### TO DO:
In the material below, find each line holding the string "niet" and copy it.
▬▬▬▬▬▬▬▬▬▬
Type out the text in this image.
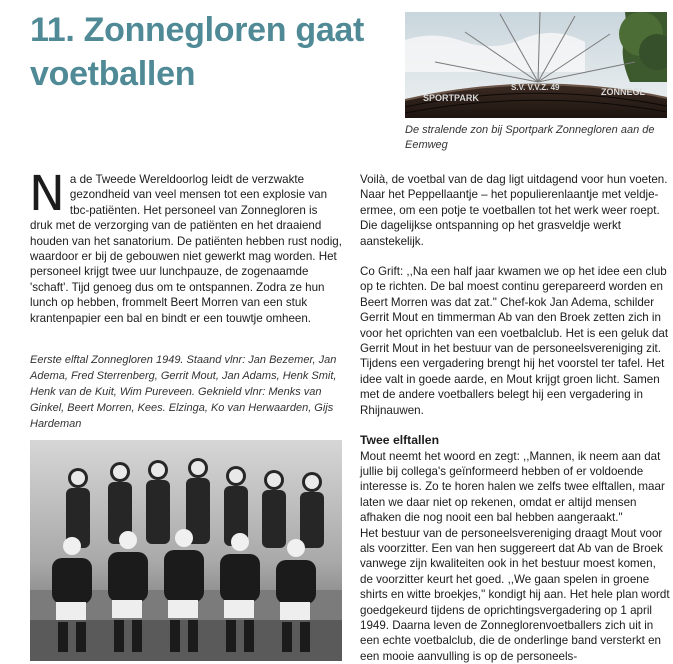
11. Zonnegloren gaat
voetballen
SPORTPARK
S.V. V.V.Z. 49	ZONNEGL
De stralende zon bij Sportpark Zonnegloren aan de Eemweg

Na de Tweede Wereldoorlog leidt de verzwakte gezondheid van veel mensen tot een explosie van tbc-patiënten. Het personeel van Zonnegloren is druk met de verzorging van de patiënten en het draaiend houden van het sanatorium. De patiënten hebben rust nodig, waardoor er bij de gebouwen niet gewerkt mag worden. Het personeel krijgt twee uur lunchpauze, de zogenaamde 'schaft'. Tijd genoeg dus om te ontspannen. Zodra ze hun lunch op hebben, frommelt Beert Morren van een stuk krantenpapier een bal en bindt er een touwtje omheen.

Eerste elftal Zonnegloren 1949. Staand vlnr: Jan Bezemer, Jan Adema, Fred Sterrenberg, Gerrit Mout, Jan Adams, Henk Smit, Henk van de Kuit, Wim Pureveen. Geknield vlnr: Menks van Ginkel, Beert Morren, Kees. Elzinga, Ko van Herwaarden, Gijs Hardeman

Voilà, de voetbal van de dag ligt uitdagend voor hun voeten. Naar het Peppellaantje – het populierenlaantje met veldje- ermee, om een potje te voetballen tot het werk weer roept. Die dagelijkse ontspanning op het grasveldje werkt aanstekelijk.

Co Grift: ,,Na een half jaar kwamen we op het idee een club op te richten. De bal moest continu gerepareerd worden en Beert Morren was dat zat." Chef-kok Jan Adema, schilder Gerrit Mout en timmerman Ab van den Broek zetten zich in voor het oprichten van een voetbalclub. Het is een geluk dat Gerrit Mout in het bestuur van de personeelsvereniging zit. Tijdens een vergadering brengt hij het voorstel ter tafel. Het idee valt in goede aarde, en Mout krijgt groen licht. Samen met de andere voetballers belegt hij een vergadering in Rhijnauwen.

Twee elftallen

Mout neemt het woord en zegt: ,,Mannen, ik neem aan dat jullie bij collega's geïnformeerd hebben of er voldoende interesse is. Zo te horen halen we zelfs twee elftallen, maar laten we daar niet op rekenen, omdat er altijd mensen afhaken die nog nooit een bal hebben aangeraakt."

Het bestuur van de personeelsvereniging draagt Mout voor als voorzitter. Een van hen suggereert dat Ab van de Broek vanwege zijn kwaliteiten ook in het bestuur moest komen, de voorzitter keurt het goed. ,,We gaan spelen in groene shirts en witte broekjes," kondigt hij aan. Het hele plan wordt goedgekeurd tijdens de oprichtingsvergadering op 1 april 1949. Daarna leven de Zonneglorenvoetballers zich uit in een echte voetbalclub, die de onderlinge band versterkt en een mooie aanvulling is op de personeels-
▬▬▬▬▬▬▬▬▬▬
### RIGHT ANSWER:
Na de Tweede Wereldoorlog leidt de verzwakte gezondheid van veel mensen tot een explosie van tbc-patiënten. Het personeel van Zonnegloren is druk met de verzorging van de patiënten en het draaiend houden van het sanatorium. De patiënten hebben rust nodig, waardoor er bij de gebouwen niet gewerkt mag worden. Het personeel krijgt twee uur lunchpauze, de zogenaamde 'schaft'. Tijd genoeg dus om te ontspannen. Zodra ze hun lunch op hebben, frommelt Beert Morren van een stuk krantenpapier een bal en bindt er een touwtje omheen.
Mout neemt het woord en zegt: ,,Mannen, ik neem aan dat jullie bij collega's geïnformeerd hebben of er voldoende interesse is. Zo te horen halen we zelfs twee elftallen, maar laten we daar niet op rekenen, omdat er altijd mensen afhaken die nog nooit een bal hebben aangeraakt."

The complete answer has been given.